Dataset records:
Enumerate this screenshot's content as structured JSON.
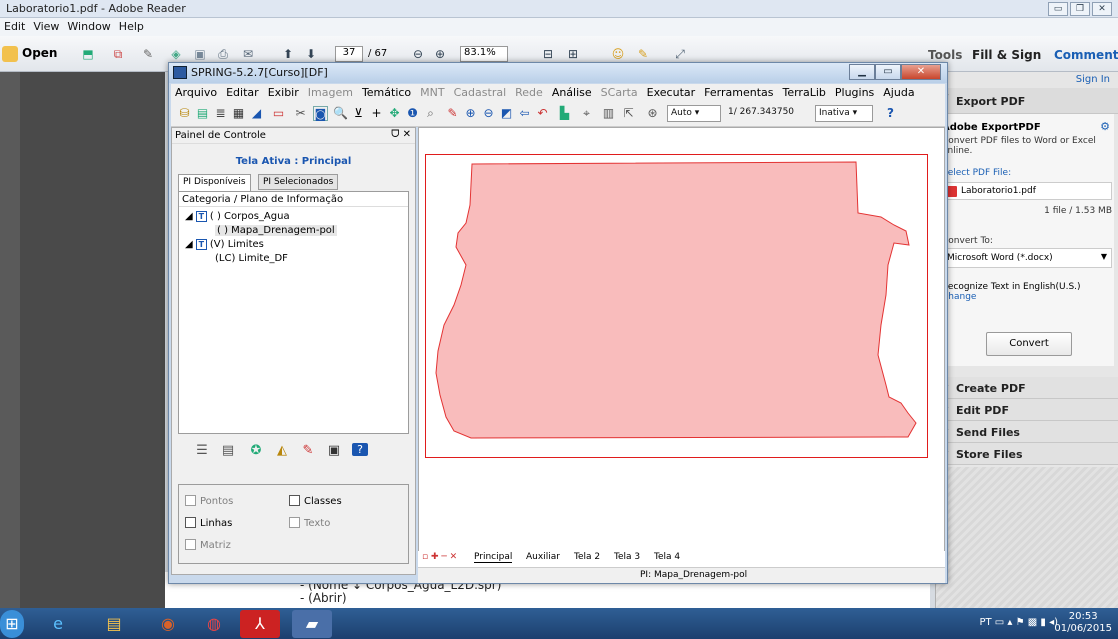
{
  "reader": {
    "title": "Laboratorio1.pdf - Adobe Reader",
    "menu": [
      "Edit",
      "View",
      "Window",
      "Help"
    ],
    "toolbar": {
      "open": "Open",
      "page": "37",
      "pages": "/ 67",
      "zoom": "83.1%",
      "tools": "Tools",
      "fill_sign": "Fill & Sign",
      "comment": "Comment"
    },
    "right_panel": {
      "sign_in": "Sign In",
      "export_pdf": "Export PDF",
      "adobe_export": "Adobe ExportPDF",
      "export_desc": "Convert PDF files to Word or Excel online.",
      "select_file": "Select PDF File:",
      "file_name": "Laboratorio1.pdf",
      "file_info": "1 file / 1.53 MB",
      "convert_to": "Convert To:",
      "format": "Microsoft Word (*.docx)",
      "recognize": "Recognize Text in English(U.S.)",
      "change": "Change",
      "convert_btn": "Convert",
      "create_pdf": "Create PDF",
      "edit_pdf": "Edit PDF",
      "send_files": "Send Files",
      "store_files": "Store Files"
    },
    "doc_lines": [
      "- (Nome ↓ Corpos_Agua_L2D.spr)",
      "- (Abrir)"
    ]
  },
  "spring": {
    "title": "SPRING-5.2.7[Curso][DF]",
    "menu": [
      {
        "label": "Arquivo",
        "enabled": true
      },
      {
        "label": "Editar",
        "enabled": true
      },
      {
        "label": "Exibir",
        "enabled": true
      },
      {
        "label": "Imagem",
        "enabled": false
      },
      {
        "label": "Temático",
        "enabled": true
      },
      {
        "label": "MNT",
        "enabled": false
      },
      {
        "label": "Cadastral",
        "enabled": false
      },
      {
        "label": "Rede",
        "enabled": false
      },
      {
        "label": "Análise",
        "enabled": true
      },
      {
        "label": "SCarta",
        "enabled": false
      },
      {
        "label": "Executar",
        "enabled": true
      },
      {
        "label": "Ferramentas",
        "enabled": true
      },
      {
        "label": "TerraLib",
        "enabled": true
      },
      {
        "label": "Plugins",
        "enabled": true
      },
      {
        "label": "Ajuda",
        "enabled": true
      }
    ],
    "toolbar": {
      "auto": "Auto",
      "scale": "1/ 267.343750",
      "mode": "Inativa"
    },
    "panel": {
      "title": "Painel de Controle",
      "tela": "Tela Ativa : Principal",
      "tab1": "PI Disponíveis",
      "tab2": "PI Selecionados",
      "tree_header": "Categoria / Plano de Informação",
      "tree": [
        {
          "label": "( ) Corpos_Agua",
          "type": "category"
        },
        {
          "label": "( ) Mapa_Drenagem-pol",
          "type": "pi"
        },
        {
          "label": "(V) Limites",
          "type": "category"
        },
        {
          "label": "(LC) Limite_DF",
          "type": "pi"
        }
      ],
      "checks": {
        "pontos": "Pontos",
        "classes": "Classes",
        "linhas": "Linhas",
        "texto": "Texto",
        "matriz": "Matriz"
      }
    },
    "tabs": [
      "Principal",
      "Auxiliar",
      "Tela 2",
      "Tela 3",
      "Tela 4"
    ],
    "status": "PI: Mapa_Drenagem-pol",
    "map_fill": "#f9bcbc",
    "map_stroke": "#e33333"
  },
  "taskbar": {
    "lang": "PT",
    "time": "20:53",
    "date": "01/06/2015"
  }
}
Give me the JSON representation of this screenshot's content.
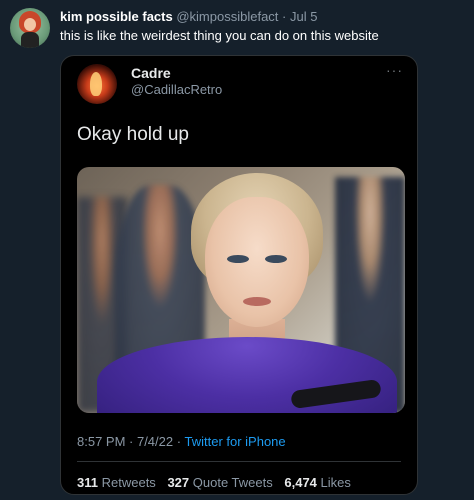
{
  "outer": {
    "name": "kim possible facts",
    "handle": "@kimpossiblefact",
    "separator": "·",
    "date": "Jul 5",
    "text": "this is like the weirdest thing you can do on this website"
  },
  "quote": {
    "name": "Cadre",
    "handle": "@CadillacRetro",
    "more": "···",
    "text": "Okay hold up",
    "time": "8:57 PM · 7/4/22",
    "separator": "·",
    "source": "Twitter for iPhone",
    "stats": {
      "retweets": "311",
      "retweets_label": "Retweets",
      "quote_tweets": "327",
      "quote_tweets_label": "Quote Tweets",
      "likes": "6,474",
      "likes_label": "Likes"
    }
  },
  "colors": {
    "background": "#15202b",
    "card": "#000000",
    "link": "#1d9bf0",
    "muted": "#8b98a5"
  },
  "icons": [
    "more-options-icon"
  ]
}
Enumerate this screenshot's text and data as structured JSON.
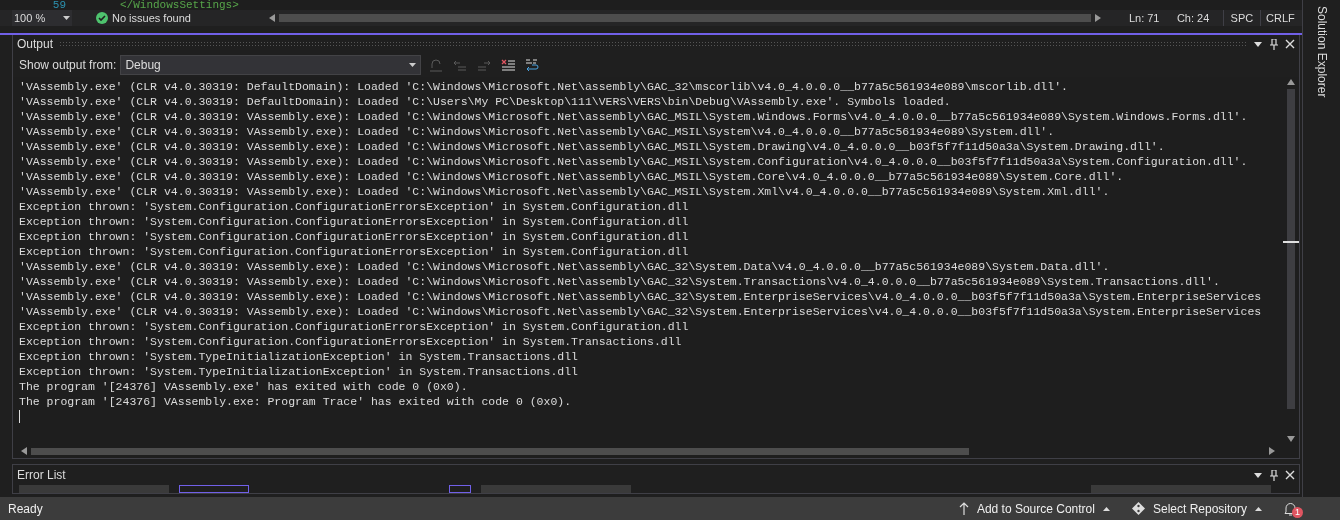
{
  "editor": {
    "line_number": "59",
    "code": "</WindowsSettings>"
  },
  "editor_status": {
    "zoom": "100 %",
    "issues": "No issues found",
    "line": "Ln: 71",
    "column": "Ch: 24",
    "whitespace": "SPC",
    "line_ending": "CRLF"
  },
  "output": {
    "title": "Output",
    "show_output_from_label": "Show output from:",
    "source": "Debug",
    "toolbar": [
      {
        "kind": "goto",
        "disabled": true
      },
      {
        "kind": "previous",
        "disabled": true
      },
      {
        "kind": "next",
        "disabled": true
      },
      {
        "kind": "clear",
        "disabled": false
      },
      {
        "kind": "wrap",
        "disabled": false
      }
    ],
    "lines": [
      "'VAssembly.exe' (CLR v4.0.30319: DefaultDomain): Loaded 'C:\\Windows\\Microsoft.Net\\assembly\\GAC_32\\mscorlib\\v4.0_4.0.0.0__b77a5c561934e089\\mscorlib.dll'.",
      "'VAssembly.exe' (CLR v4.0.30319: DefaultDomain): Loaded 'C:\\Users\\My PC\\Desktop\\111\\VERS\\VERS\\bin\\Debug\\VAssembly.exe'. Symbols loaded.",
      "'VAssembly.exe' (CLR v4.0.30319: VAssembly.exe): Loaded 'C:\\Windows\\Microsoft.Net\\assembly\\GAC_MSIL\\System.Windows.Forms\\v4.0_4.0.0.0__b77a5c561934e089\\System.Windows.Forms.dll'.",
      "'VAssembly.exe' (CLR v4.0.30319: VAssembly.exe): Loaded 'C:\\Windows\\Microsoft.Net\\assembly\\GAC_MSIL\\System\\v4.0_4.0.0.0__b77a5c561934e089\\System.dll'.",
      "'VAssembly.exe' (CLR v4.0.30319: VAssembly.exe): Loaded 'C:\\Windows\\Microsoft.Net\\assembly\\GAC_MSIL\\System.Drawing\\v4.0_4.0.0.0__b03f5f7f11d50a3a\\System.Drawing.dll'.",
      "'VAssembly.exe' (CLR v4.0.30319: VAssembly.exe): Loaded 'C:\\Windows\\Microsoft.Net\\assembly\\GAC_MSIL\\System.Configuration\\v4.0_4.0.0.0__b03f5f7f11d50a3a\\System.Configuration.dll'.",
      "'VAssembly.exe' (CLR v4.0.30319: VAssembly.exe): Loaded 'C:\\Windows\\Microsoft.Net\\assembly\\GAC_MSIL\\System.Core\\v4.0_4.0.0.0__b77a5c561934e089\\System.Core.dll'.",
      "'VAssembly.exe' (CLR v4.0.30319: VAssembly.exe): Loaded 'C:\\Windows\\Microsoft.Net\\assembly\\GAC_MSIL\\System.Xml\\v4.0_4.0.0.0__b77a5c561934e089\\System.Xml.dll'.",
      "Exception thrown: 'System.Configuration.ConfigurationErrorsException' in System.Configuration.dll",
      "Exception thrown: 'System.Configuration.ConfigurationErrorsException' in System.Configuration.dll",
      "Exception thrown: 'System.Configuration.ConfigurationErrorsException' in System.Configuration.dll",
      "Exception thrown: 'System.Configuration.ConfigurationErrorsException' in System.Configuration.dll",
      "'VAssembly.exe' (CLR v4.0.30319: VAssembly.exe): Loaded 'C:\\Windows\\Microsoft.Net\\assembly\\GAC_32\\System.Data\\v4.0_4.0.0.0__b77a5c561934e089\\System.Data.dll'.",
      "'VAssembly.exe' (CLR v4.0.30319: VAssembly.exe): Loaded 'C:\\Windows\\Microsoft.Net\\assembly\\GAC_32\\System.Transactions\\v4.0_4.0.0.0__b77a5c561934e089\\System.Transactions.dll'.",
      "'VAssembly.exe' (CLR v4.0.30319: VAssembly.exe): Loaded 'C:\\Windows\\Microsoft.Net\\assembly\\GAC_32\\System.EnterpriseServices\\v4.0_4.0.0.0__b03f5f7f11d50a3a\\System.EnterpriseServices",
      "'VAssembly.exe' (CLR v4.0.30319: VAssembly.exe): Loaded 'C:\\Windows\\Microsoft.Net\\assembly\\GAC_32\\System.EnterpriseServices\\v4.0_4.0.0.0__b03f5f7f11d50a3a\\System.EnterpriseServices",
      "Exception thrown: 'System.Configuration.ConfigurationErrorsException' in System.Configuration.dll",
      "Exception thrown: 'System.Configuration.ConfigurationErrorsException' in System.Transactions.dll",
      "Exception thrown: 'System.TypeInitializationException' in System.Transactions.dll",
      "Exception thrown: 'System.TypeInitializationException' in System.Transactions.dll",
      "The program '[24376] VAssembly.exe' has exited with code 0 (0x0).",
      "The program '[24376] VAssembly.exe: Program Trace' has exited with code 0 (0x0)."
    ]
  },
  "error_list": {
    "title": "Error List"
  },
  "side_tab": "Solution Explorer",
  "status_bar": {
    "state": "Ready",
    "source_control": "Add to Source Control",
    "repository": "Select Repository",
    "notifications": "1"
  }
}
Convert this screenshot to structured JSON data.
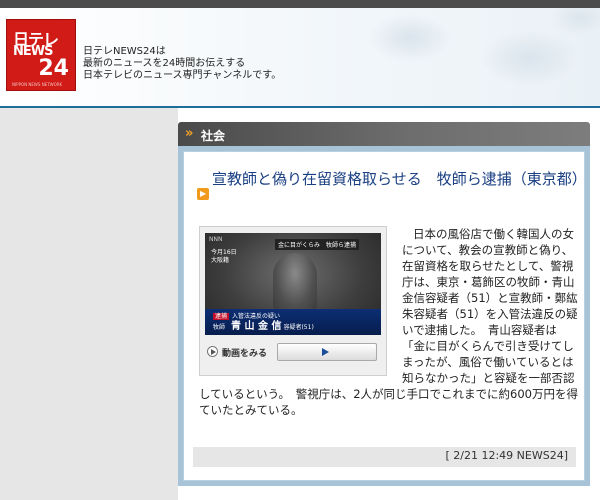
{
  "header": {
    "logo": {
      "line1": "日テレ",
      "line2": "NEWS",
      "line3": "24",
      "network": "NIPPON NEWS NETWORK"
    },
    "tagline": [
      "日テレNEWS24は",
      "最新のニュースを24時間お伝えする",
      "日本テレビのニュース専門チャンネルです。"
    ]
  },
  "section": {
    "chevron": "»",
    "label": "社会"
  },
  "article": {
    "headline": "宣教師と偽り在留資格取らせる　牧師ら逮捕（東京都）",
    "body_lines": [
      "日本の風俗店で働く韓国人の女",
      "について、教会の宣教師と偽り、",
      "在留資格を取らせたとして、警視",
      "庁は、東京・葛飾区の牧師・青山",
      "金信容疑者（51）と宣教師・鄭紘",
      "朱容疑者（51）を入管法違反の疑",
      "いで逮捕した。　青山容疑者は",
      "「金に目がくらんで引き受けてし",
      "まったが、風俗で働いているとは",
      "知らなかった」と容疑を一部否認",
      "しているという。　警視庁は、2人が同じ手口でこれまでに約600万円を得",
      "ていたとみている。"
    ],
    "footer": "[ 2/21 12:49 NEWS24]"
  },
  "video": {
    "network": "NNN",
    "top_caption": "金に目がくらみ　牧師ら逮捕",
    "date": "今月16日",
    "location": "大阪籍",
    "caption_tag": "逮捕",
    "caption_line": "入管法違反の疑い",
    "role": "牧師",
    "name": "青 山 金 信",
    "suffix": "容疑者(51)",
    "label": "動画をみる"
  },
  "colors": {
    "logo_red": "#d01b17",
    "headline_blue": "#1a3f82",
    "frame_blue": "#a7c3d8",
    "accent_orange": "#f19a1c"
  }
}
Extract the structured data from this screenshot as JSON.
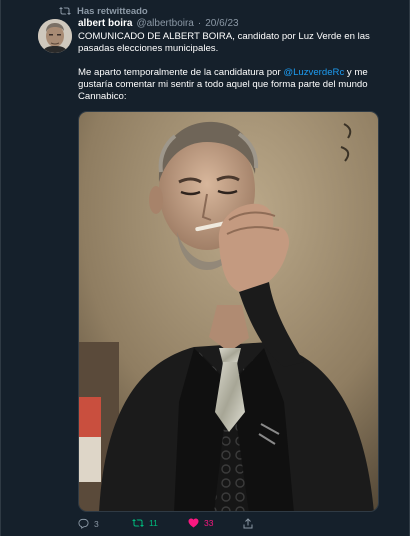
{
  "retweet_indicator": {
    "label": "Has retwitteado",
    "icon": "retweet-icon"
  },
  "tweet": {
    "author": {
      "display_name": "albert boira",
      "handle": "@albertboira",
      "separator": "·",
      "date": "20/6/23"
    },
    "paragraph_1": "COMUNICADO DE ALBERT BOIRA, candidato por Luz Verde en las pasadas elecciones municipales.",
    "paragraph_2_before": "Me aparto temporalmente de la candidatura por ",
    "paragraph_2_mention": "@LuzverdeRc",
    "paragraph_2_after": " y me gustaría comentar mi sentir a todo aquel que forma parte del mundo Cannabico:",
    "media": {
      "kind": "photo"
    },
    "actions": {
      "reply_count": "3",
      "retweet_count": "11",
      "like_count": "33"
    }
  },
  "colors": {
    "background": "#15202b",
    "secondary_text": "#8b98a5",
    "link": "#1d9bf0",
    "retweet_active": "#00ba7c",
    "like_active": "#f91880"
  }
}
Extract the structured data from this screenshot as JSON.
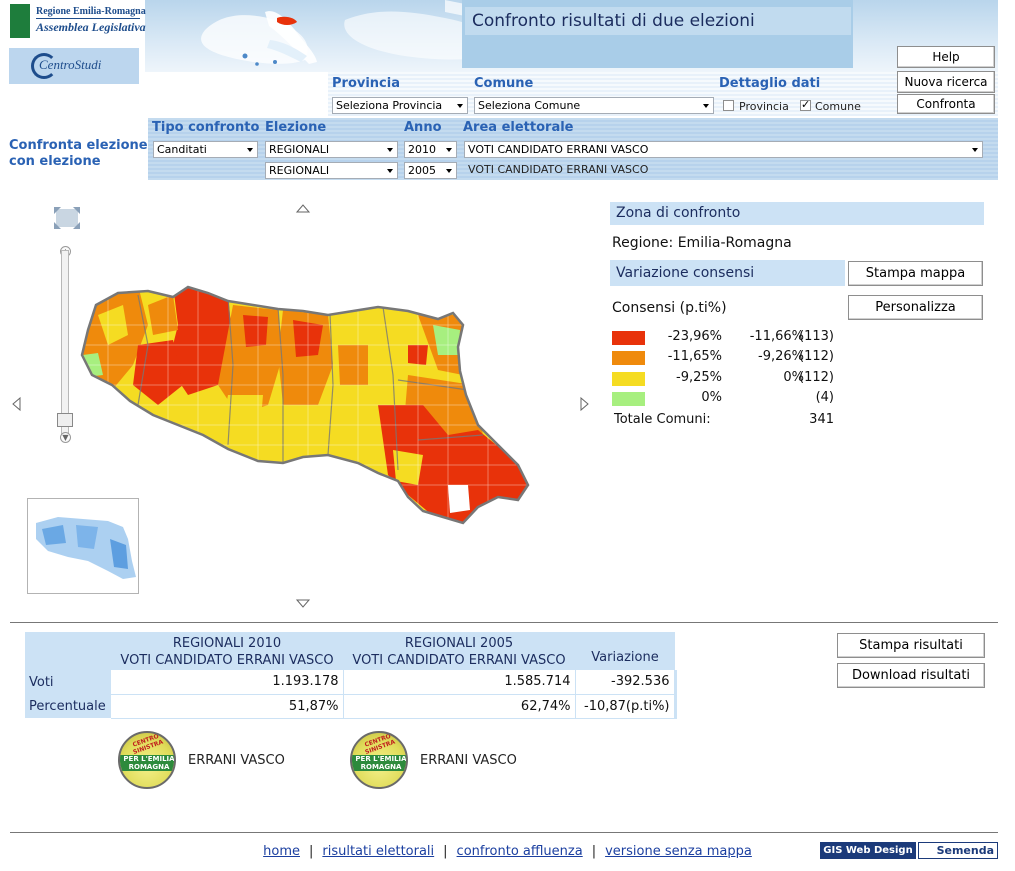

Aim of the exercise
Determine how many lines of the listing above include the word "exited", and report that number only.

Solution to the exercise
2